What is being asked - Present every line of the entries below as a Markdown table with the columns Row and Line, numbering each row and skipping blank lines. Leave out the pictures.
— Begin —
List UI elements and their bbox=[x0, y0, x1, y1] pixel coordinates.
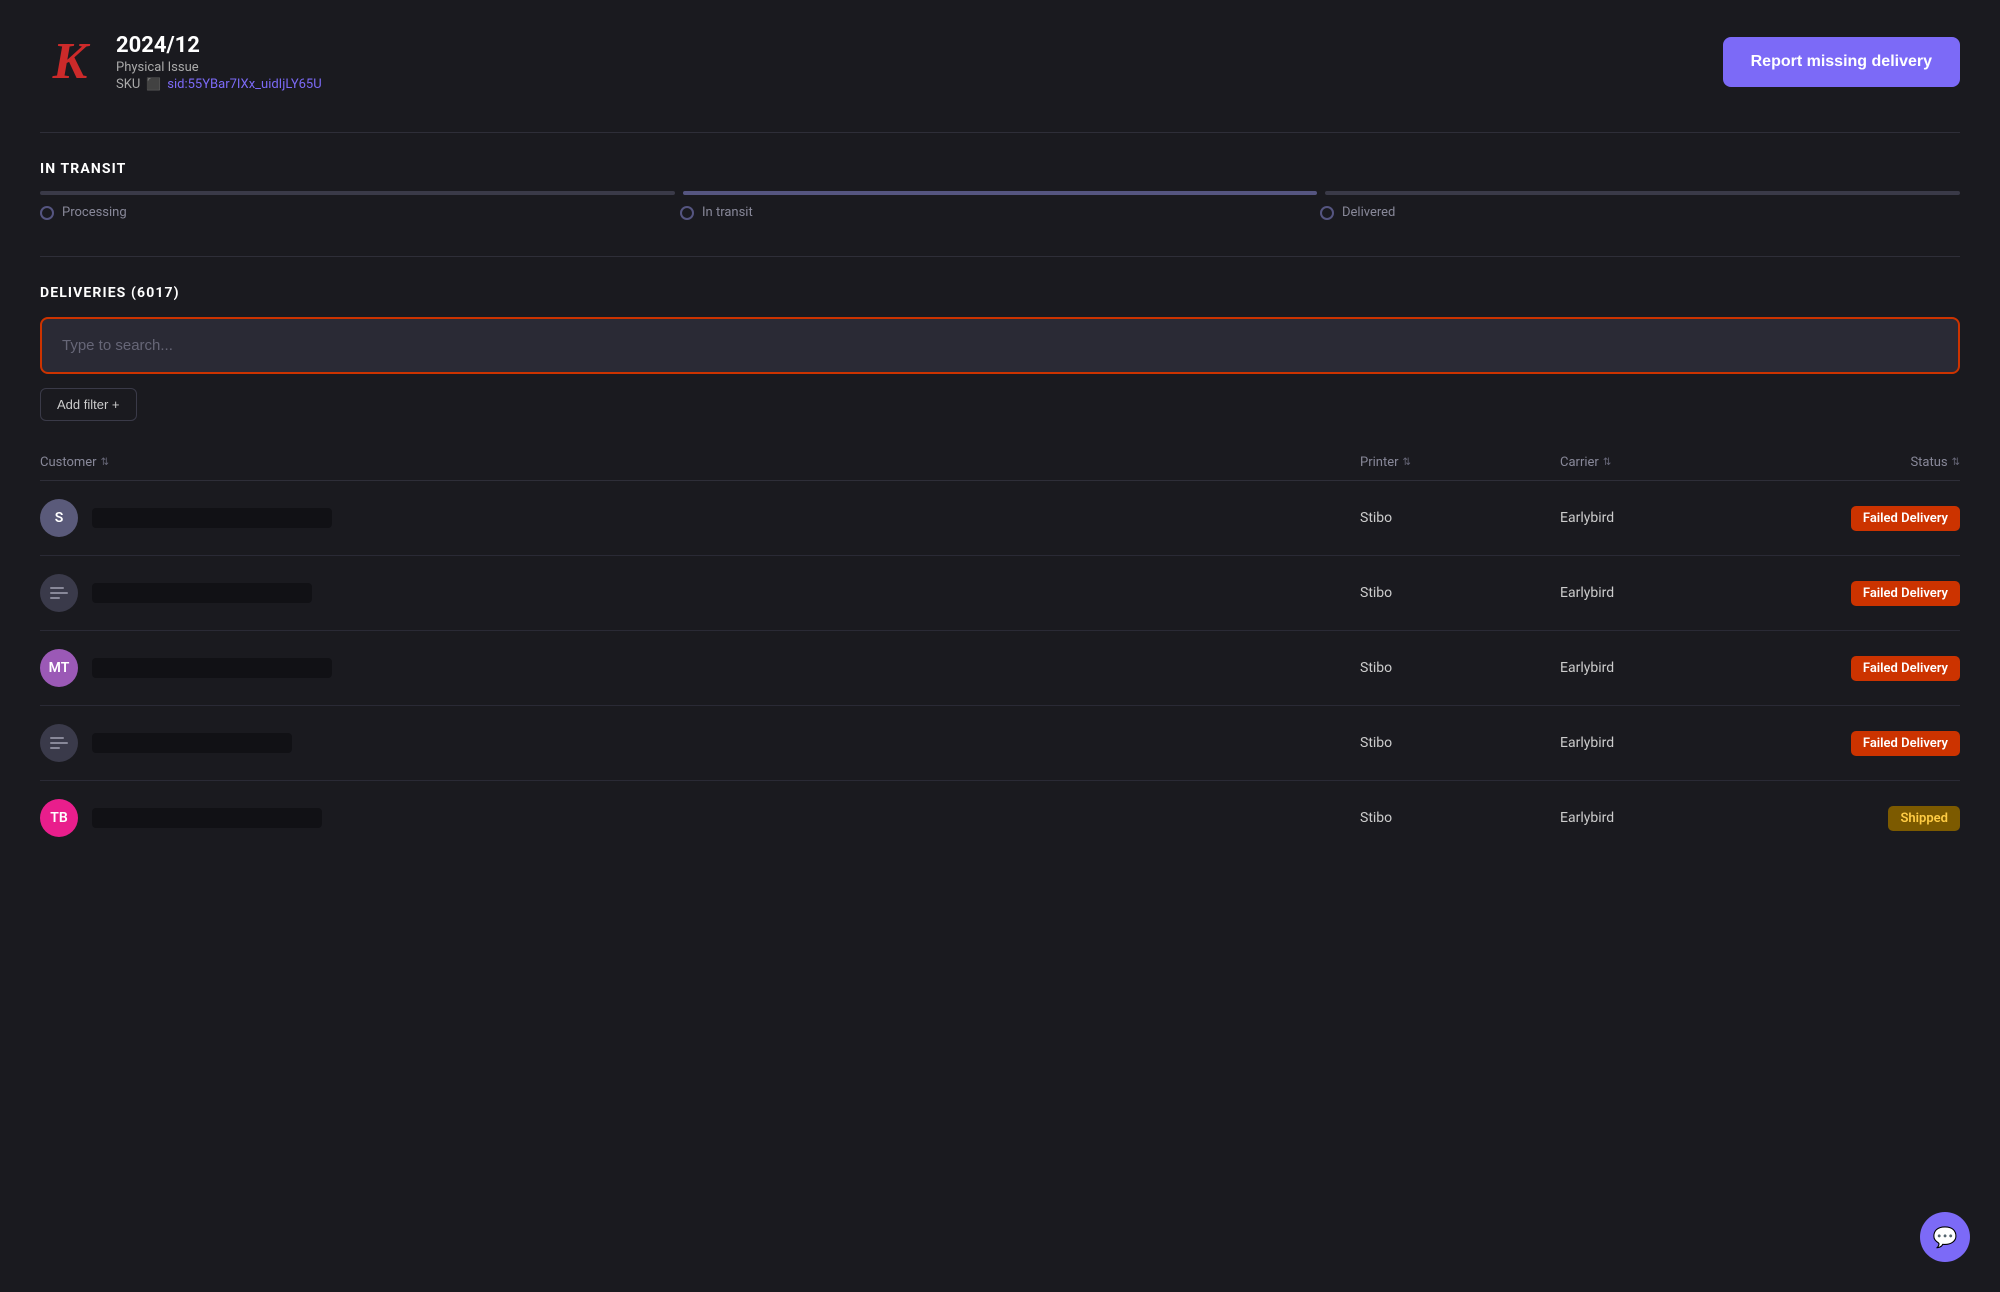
header-subtitle: Physical Issue bbox=[116, 60, 322, 75]
carrier-cell: Earlybird bbox=[1560, 810, 1760, 826]
sku-icon: ⬛ bbox=[146, 77, 161, 91]
status-title: IN TRANSIT bbox=[40, 161, 1960, 177]
header-title: 2024/12 bbox=[116, 33, 322, 58]
table-header: Customer ⇅ Printer ⇅ Carrier ⇅ Status ⇅ bbox=[40, 445, 1960, 481]
table-row[interactable]: TB StiboEarlybird Shipped bbox=[40, 781, 1960, 855]
status-cell: Failed Delivery bbox=[1760, 506, 1960, 531]
printer-cell: Stibo bbox=[1360, 810, 1560, 826]
progress-segment-processing bbox=[40, 191, 675, 195]
step-circle-transit bbox=[680, 206, 694, 220]
customer-cell bbox=[40, 574, 1360, 612]
status-cell: Failed Delivery bbox=[1760, 581, 1960, 606]
table-row[interactable]: MT StiboEarlybird Failed Delivery bbox=[40, 631, 1960, 706]
avatar: TB bbox=[40, 799, 78, 837]
step-label-delivered: Delivered bbox=[1342, 205, 1395, 220]
step-label-transit: In transit bbox=[702, 205, 753, 220]
step-in-transit: In transit bbox=[680, 205, 1320, 220]
printer-cell: Stibo bbox=[1360, 660, 1560, 676]
printer-cell: Stibo bbox=[1360, 510, 1560, 526]
customer-name-redacted bbox=[92, 808, 322, 828]
step-processing: Processing bbox=[40, 205, 680, 220]
stripe-line bbox=[50, 587, 64, 589]
stripe-line bbox=[50, 747, 60, 749]
customer-name-redacted bbox=[92, 733, 292, 753]
status-cell: Failed Delivery bbox=[1760, 731, 1960, 756]
stripe-icon-lines bbox=[50, 587, 68, 599]
sort-icon-printer: ⇅ bbox=[1403, 457, 1411, 468]
customer-cell: TB bbox=[40, 799, 1360, 837]
customer-cell bbox=[40, 724, 1360, 762]
progress-segment-delivered bbox=[1325, 191, 1960, 195]
customer-name-redacted bbox=[92, 508, 332, 528]
sku-value[interactable]: sid:55YBar7IXx_uidIjLY65U bbox=[167, 77, 321, 92]
progress-bar bbox=[40, 191, 1960, 195]
stripe-line bbox=[50, 592, 68, 594]
avatar: MT bbox=[40, 649, 78, 687]
carrier-cell: Earlybird bbox=[1560, 585, 1760, 601]
avatar: S bbox=[40, 499, 78, 537]
carrier-cell: Earlybird bbox=[1560, 735, 1760, 751]
section-divider bbox=[40, 256, 1960, 257]
logo-letter: K bbox=[53, 36, 88, 88]
table-body: SStiboEarlybirdFailed DeliveryStiboEarly… bbox=[40, 481, 1960, 855]
chat-button[interactable]: 💬 bbox=[1920, 1212, 1970, 1262]
step-label-processing: Processing bbox=[62, 205, 127, 220]
step-circle-delivered bbox=[1320, 206, 1334, 220]
status-cell: Shipped bbox=[1760, 806, 1960, 831]
status-badge: Shipped bbox=[1888, 806, 1960, 831]
status-badge: Failed Delivery bbox=[1851, 506, 1960, 531]
search-container bbox=[40, 317, 1960, 374]
report-missing-delivery-button[interactable]: Report missing delivery bbox=[1723, 37, 1960, 87]
logo: K bbox=[40, 32, 100, 92]
status-badge: Failed Delivery bbox=[1851, 731, 1960, 756]
deliveries-section: DELIVERIES (6017) Add filter + Customer … bbox=[40, 285, 1960, 855]
col-header-status: Status ⇅ bbox=[1760, 455, 1960, 470]
table-row[interactable]: StiboEarlybird Failed Delivery bbox=[40, 706, 1960, 781]
stripe-line bbox=[50, 737, 64, 739]
status-cell: Failed Delivery bbox=[1760, 656, 1960, 681]
stripe-line bbox=[50, 742, 68, 744]
col-header-printer: Printer ⇅ bbox=[1360, 455, 1560, 470]
chat-icon: 💬 bbox=[1933, 1225, 1958, 1250]
add-filter-button[interactable]: Add filter + bbox=[40, 388, 137, 421]
customer-name-redacted bbox=[92, 583, 312, 603]
customer-cell: MT bbox=[40, 649, 1360, 687]
table-row[interactable]: S StiboEarlybird Failed Delivery bbox=[40, 481, 1960, 556]
printer-cell: Stibo bbox=[1360, 585, 1560, 601]
header-info: 2024/12 Physical Issue SKU ⬛ sid:55YBar7… bbox=[116, 33, 322, 92]
page-header: K 2024/12 Physical Issue SKU ⬛ sid:55YBa… bbox=[40, 32, 1960, 92]
header-left: K 2024/12 Physical Issue SKU ⬛ sid:55YBa… bbox=[40, 32, 322, 92]
progress-segment-transit bbox=[683, 191, 1318, 195]
sort-icon-customer: ⇅ bbox=[101, 457, 109, 468]
step-delivered: Delivered bbox=[1320, 205, 1960, 220]
col-header-customer: Customer ⇅ bbox=[40, 455, 1360, 470]
status-badge: Failed Delivery bbox=[1851, 656, 1960, 681]
carrier-cell: Earlybird bbox=[1560, 510, 1760, 526]
step-circle-processing bbox=[40, 206, 54, 220]
customer-cell: S bbox=[40, 499, 1360, 537]
status-steps: Processing In transit Delivered bbox=[40, 205, 1960, 220]
printer-cell: Stibo bbox=[1360, 735, 1560, 751]
col-header-carrier: Carrier ⇅ bbox=[1560, 455, 1760, 470]
table-row[interactable]: StiboEarlybird Failed Delivery bbox=[40, 556, 1960, 631]
stripe-line bbox=[50, 597, 60, 599]
carrier-cell: Earlybird bbox=[1560, 660, 1760, 676]
sku-label: SKU bbox=[116, 77, 140, 92]
status-badge: Failed Delivery bbox=[1851, 581, 1960, 606]
header-divider bbox=[40, 132, 1960, 133]
avatar bbox=[40, 724, 78, 762]
avatar bbox=[40, 574, 78, 612]
sort-icon-status: ⇅ bbox=[1952, 457, 1960, 468]
customer-name-redacted bbox=[92, 658, 332, 678]
sort-icon-carrier: ⇅ bbox=[1603, 457, 1611, 468]
search-input[interactable] bbox=[40, 317, 1960, 374]
header-sku: SKU ⬛ sid:55YBar7IXx_uidIjLY65U bbox=[116, 77, 322, 92]
status-section: IN TRANSIT Processing In transit Deliver… bbox=[40, 161, 1960, 220]
deliveries-title: DELIVERIES (6017) bbox=[40, 285, 1960, 301]
stripe-icon-lines bbox=[50, 737, 68, 749]
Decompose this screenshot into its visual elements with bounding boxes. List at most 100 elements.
— End —
Exercise result -
| Row | Line |
|---|---|
| 1 | List UI elements and their bbox=[x0, y0, x1, y1] pixel coordinates. |
| 2 | header-subtitle: Physical Issue bbox=[116, 60, 322, 75] |
| 3 | carrier-cell: Earlybird bbox=[1560, 810, 1760, 826] |
| 4 | sku-icon: ⬛ bbox=[146, 77, 161, 91] |
| 5 | status-title: IN TRANSIT bbox=[40, 161, 1960, 177] |
| 6 | header-title: 2024/12 bbox=[116, 33, 322, 58] |
| 7 | table-header: Customer ⇅ Printer ⇅ Carrier ⇅ Status ⇅ bbox=[40, 445, 1960, 481] |
| 8 | table-row[interactable]: TB StiboEarlybird Shipped bbox=[40, 781, 1960, 855] |
| 9 | status-cell: Failed Delivery bbox=[1760, 506, 1960, 531] |
| 10 | printer-cell: Stibo bbox=[1360, 810, 1560, 826] |
| 11 | progress-segment-processing bbox=[40, 191, 675, 195] |
| 12 | step-circle-transit bbox=[680, 206, 694, 220] |
| 13 | customer-cell bbox=[40, 574, 1360, 612] |
| 14 | status-cell: Failed Delivery bbox=[1760, 581, 1960, 606] |
| 15 | table-row[interactable]: MT StiboEarlybird Failed Delivery bbox=[40, 631, 1960, 706] |
| 16 | avatar: TB bbox=[40, 799, 78, 837] |
| 17 | step-label-delivered: Delivered bbox=[1342, 205, 1395, 220] |
| 18 | step-label-transit: In transit bbox=[702, 205, 753, 220] |
| 19 | step-in-transit: In transit bbox=[680, 205, 1320, 220] |
| 20 | printer-cell: Stibo bbox=[1360, 660, 1560, 676] |
| 21 | printer-cell: Stibo bbox=[1360, 510, 1560, 526] |
| 22 | customer-name-redacted bbox=[92, 808, 322, 828] |
| 23 | step-processing: Processing bbox=[40, 205, 680, 220] |
| 24 | stripe-line bbox=[50, 587, 64, 589] |
| 25 | stripe-line bbox=[50, 747, 60, 749] |
| 26 | customer-name-redacted bbox=[92, 733, 292, 753] |
| 27 | status-cell: Failed Delivery bbox=[1760, 731, 1960, 756] |
| 28 | stripe-icon-lines bbox=[50, 587, 68, 599] |
| 29 | sort-icon-printer: ⇅ bbox=[1403, 457, 1411, 468] |
| 30 | customer-cell: TB bbox=[40, 799, 1360, 837] |
| 31 | customer-cell bbox=[40, 724, 1360, 762] |
| 32 | progress-segment-delivered bbox=[1325, 191, 1960, 195] |
| 33 | customer-name-redacted bbox=[92, 508, 332, 528] |
| 34 | sku-value[interactable]: sid:55YBar7IXx_uidIjLY65U bbox=[167, 77, 321, 92] |
| 35 | progress-bar bbox=[40, 191, 1960, 195] |
| 36 | stripe-line bbox=[50, 592, 68, 594] |
| 37 | avatar: MT bbox=[40, 649, 78, 687] |
| 38 | carrier-cell: Earlybird bbox=[1560, 585, 1760, 601] |
| 39 | avatar: S bbox=[40, 499, 78, 537] |
| 40 | carrier-cell: Earlybird bbox=[1560, 735, 1760, 751] |
| 41 | section-divider bbox=[40, 256, 1960, 257] |
| 42 | logo-letter: K bbox=[53, 36, 88, 88] |
| 43 | table-body: SStiboEarlybirdFailed DeliveryStiboEarly… bbox=[40, 481, 1960, 855] |
| 44 | chat-button[interactable]: 💬 bbox=[1920, 1212, 1970, 1262] |
| 45 | step-label-processing: Processing bbox=[62, 205, 127, 220] |
| 46 | step-circle-delivered bbox=[1320, 206, 1334, 220] |
| 47 | status-cell: Shipped bbox=[1760, 806, 1960, 831] |
| 48 | status-badge: Shipped bbox=[1888, 806, 1960, 831] |
| 49 | status-badge: Failed Delivery bbox=[1851, 506, 1960, 531] |
| 50 | search-container bbox=[40, 317, 1960, 374] |
| 51 | report-missing-delivery-button[interactable]: Report missing delivery bbox=[1723, 37, 1960, 87] |
| 52 | logo: K bbox=[40, 32, 100, 92] |
| 53 | status-badge: Failed Delivery bbox=[1851, 731, 1960, 756] |
| 54 | deliveries-section: DELIVERIES (6017) Add filter + Customer … bbox=[40, 285, 1960, 855] |
| 55 | col-header-status: Status ⇅ bbox=[1760, 455, 1960, 470] |
| 56 | table-row[interactable]: StiboEarlybird Failed Delivery bbox=[40, 706, 1960, 781] |
| 57 | stripe-line bbox=[50, 737, 64, 739] |
| 58 | status-cell: Failed Delivery bbox=[1760, 656, 1960, 681] |
| 59 | stripe-line bbox=[50, 742, 68, 744] |
| 60 | col-header-printer: Printer ⇅ bbox=[1360, 455, 1560, 470] |
| 61 | chat-icon: 💬 bbox=[1933, 1225, 1958, 1250] |
| 62 | add-filter-button[interactable]: Add filter + bbox=[40, 388, 137, 421] |
| 63 | customer-name-redacted bbox=[92, 583, 312, 603] |
| 64 | customer-cell: MT bbox=[40, 649, 1360, 687] |
| 65 | table-row[interactable]: S StiboEarlybird Failed Delivery bbox=[40, 481, 1960, 556] |
| 66 | printer-cell: Stibo bbox=[1360, 585, 1560, 601] |
| 67 | header-info: 2024/12 Physical Issue SKU ⬛ sid:55YBar7… bbox=[116, 33, 322, 92] |
| 68 | page-header: K 2024/12 Physical Issue SKU ⬛ sid:55YBa… bbox=[40, 32, 1960, 92] |
| 69 | header-left: K 2024/12 Physical Issue SKU ⬛ sid:55YBa… bbox=[40, 32, 322, 92] |
| 70 | progress-segment-transit bbox=[683, 191, 1318, 195] |
| 71 | sort-icon-customer: ⇅ bbox=[101, 457, 109, 468] |
| 72 | step-delivered: Delivered bbox=[1320, 205, 1960, 220] |
| 73 | col-header-customer: Customer ⇅ bbox=[40, 455, 1360, 470] |
| 74 | status-badge: Failed Delivery bbox=[1851, 656, 1960, 681] |
| 75 | carrier-cell: Earlybird bbox=[1560, 510, 1760, 526] |
| 76 | step-circle-processing bbox=[40, 206, 54, 220] |
| 77 | customer-cell: S bbox=[40, 499, 1360, 537] |
| 78 | status-steps: Processing In transit Delivered bbox=[40, 205, 1960, 220] |
| 79 | printer-cell: Stibo bbox=[1360, 735, 1560, 751] |
| 80 | col-header-carrier: Carrier ⇅ bbox=[1560, 455, 1760, 470] |
| 81 | table-row[interactable]: StiboEarlybird Failed Delivery bbox=[40, 556, 1960, 631] |
| 82 | stripe-line bbox=[50, 597, 60, 599] |
| 83 | carrier-cell: Earlybird bbox=[1560, 660, 1760, 676] |
| 84 | sku-label: SKU bbox=[116, 77, 140, 92] |
| 85 | status-badge: Failed Delivery bbox=[1851, 581, 1960, 606] |
| 86 | header-divider bbox=[40, 132, 1960, 133] |
| 87 | avatar bbox=[40, 724, 78, 762] |
| 88 | avatar bbox=[40, 574, 78, 612] |
| 89 | sort-icon-status: ⇅ bbox=[1952, 457, 1960, 468] |
| 90 | customer-name-redacted bbox=[92, 658, 332, 678] |
| 91 | sort-icon-carrier: ⇅ bbox=[1603, 457, 1611, 468] |
| 92 | search-input[interactable] bbox=[40, 317, 1960, 374] |
| 93 | header-sku: SKU ⬛ sid:55YBar7IXx_uidIjLY65U bbox=[116, 77, 322, 92] |
| 94 | status-section: IN TRANSIT Processing In transit Deliver… bbox=[40, 161, 1960, 220] |
| 95 | deliveries-title: DELIVERIES (6017) bbox=[40, 285, 1960, 301] |
| 96 | stripe-icon-lines bbox=[50, 737, 68, 749] |
| 97 | Decompose this screenshot into its visual elements with bounding boxes. List at most 100 elements. |